→ Given instruction: Leave out the pictures and return every entry exactly as it appears.
/---
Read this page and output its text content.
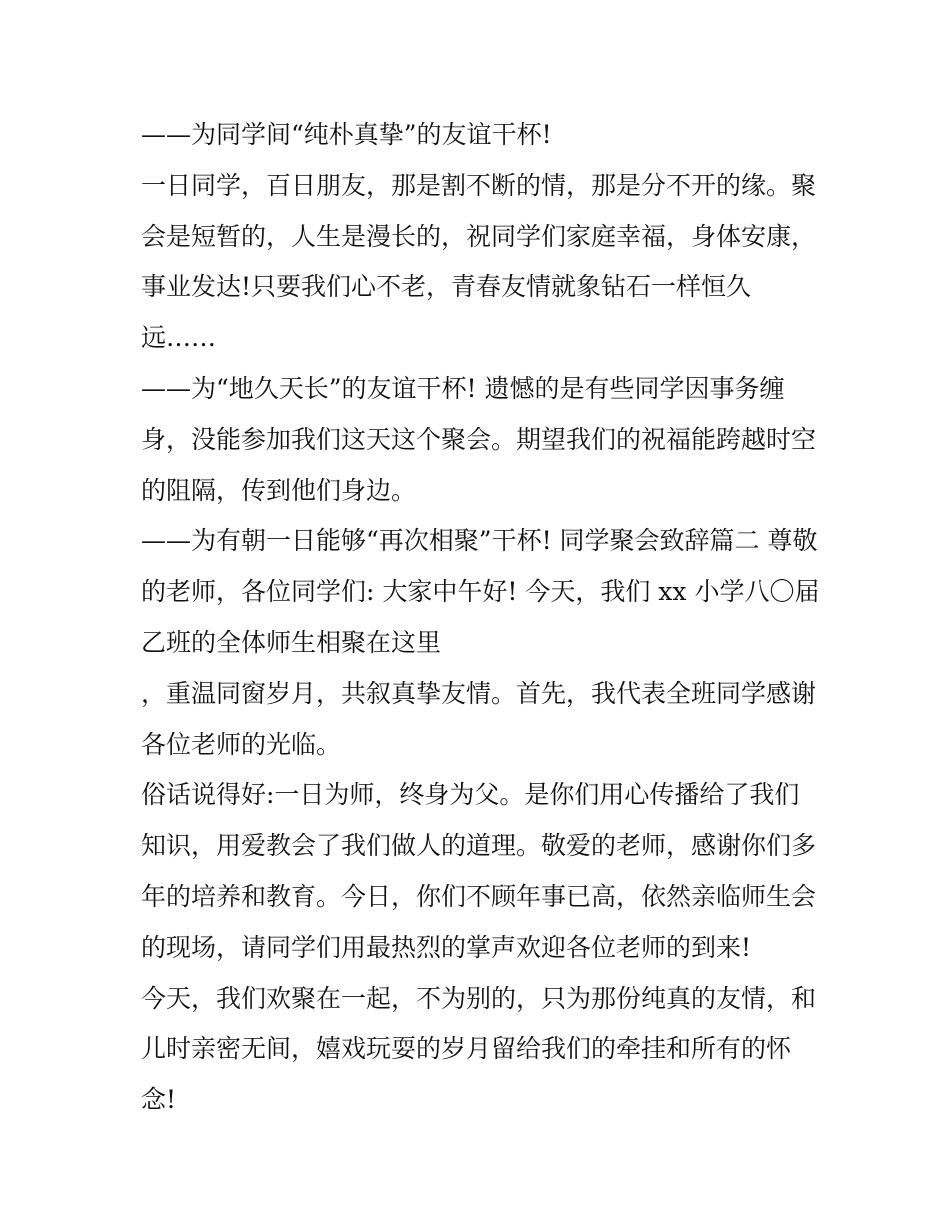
——为同学间“纯朴真挚”的友谊干杯!
一日同学，百日朋友，那是割不断的情，那是分不开的缘。聚
会是短暂的，人生是漫长的，祝同学们家庭幸福，身体安康，
事业发达!只要我们心不老，青春友情就象钻石一样恒久
远……
——为“地久天长”的友谊干杯! 遗憾的是有些同学因事务缠
身，没能参加我们这天这个聚会。期望我们的祝福能跨越时空
的阻隔，传到他们身边。
——为有朝一日能够“再次相聚”干杯! 同学聚会致辞篇二 尊敬
的老师，各位同学们: 大家中午好! 今天，我们 xx 小学八〇届
乙班的全体师生相聚在这里
，重温同窗岁月，共叙真挚友情。首先，我代表全班同学感谢
各位老师的光临。
俗话说得好:一日为师，终身为父。是你们用心传播给了我们
知识，用爱教会了我们做人的道理。敬爱的老师，感谢你们多
年的培养和教育。今日，你们不顾年事已高，依然亲临师生会
的现场，请同学们用最热烈的掌声欢迎各位老师的到来!
今天，我们欢聚在一起，不为别的，只为那份纯真的友情，和
儿时亲密无间，嬉戏玩耍的岁月留给我们的牵挂和所有的怀
念!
\---
→ Output below:
Read this page and output its text content.
——为同学间“纯朴真挚”的友谊干杯!
一日同学，百日朋友，那是割不断的情，那是分不开的缘。聚
会是短暂的，人生是漫长的，祝同学们家庭幸福，身体安康，
事业发达!只要我们心不老，青春友情就象钻石一样恒久
远……
——为“地久天长”的友谊干杯! 遗憾的是有些同学因事务缠
身，没能参加我们这天这个聚会。期望我们的祝福能跨越时空
的阻隔，传到他们身边。
——为有朝一日能够“再次相聚”干杯! 同学聚会致辞篇二 尊敬
的老师，各位同学们: 大家中午好! 今天，我们 xx 小学八〇届
乙班的全体师生相聚在这里
，重温同窗岁月，共叙真挚友情。首先，我代表全班同学感谢
各位老师的光临。
俗话说得好:一日为师，终身为父。是你们用心传播给了我们
知识，用爱教会了我们做人的道理。敬爱的老师，感谢你们多
年的培养和教育。今日，你们不顾年事已高，依然亲临师生会
的现场，请同学们用最热烈的掌声欢迎各位老师的到来!
今天，我们欢聚在一起，不为别的，只为那份纯真的友情，和
儿时亲密无间，嬉戏玩耍的岁月留给我们的牵挂和所有的怀
念!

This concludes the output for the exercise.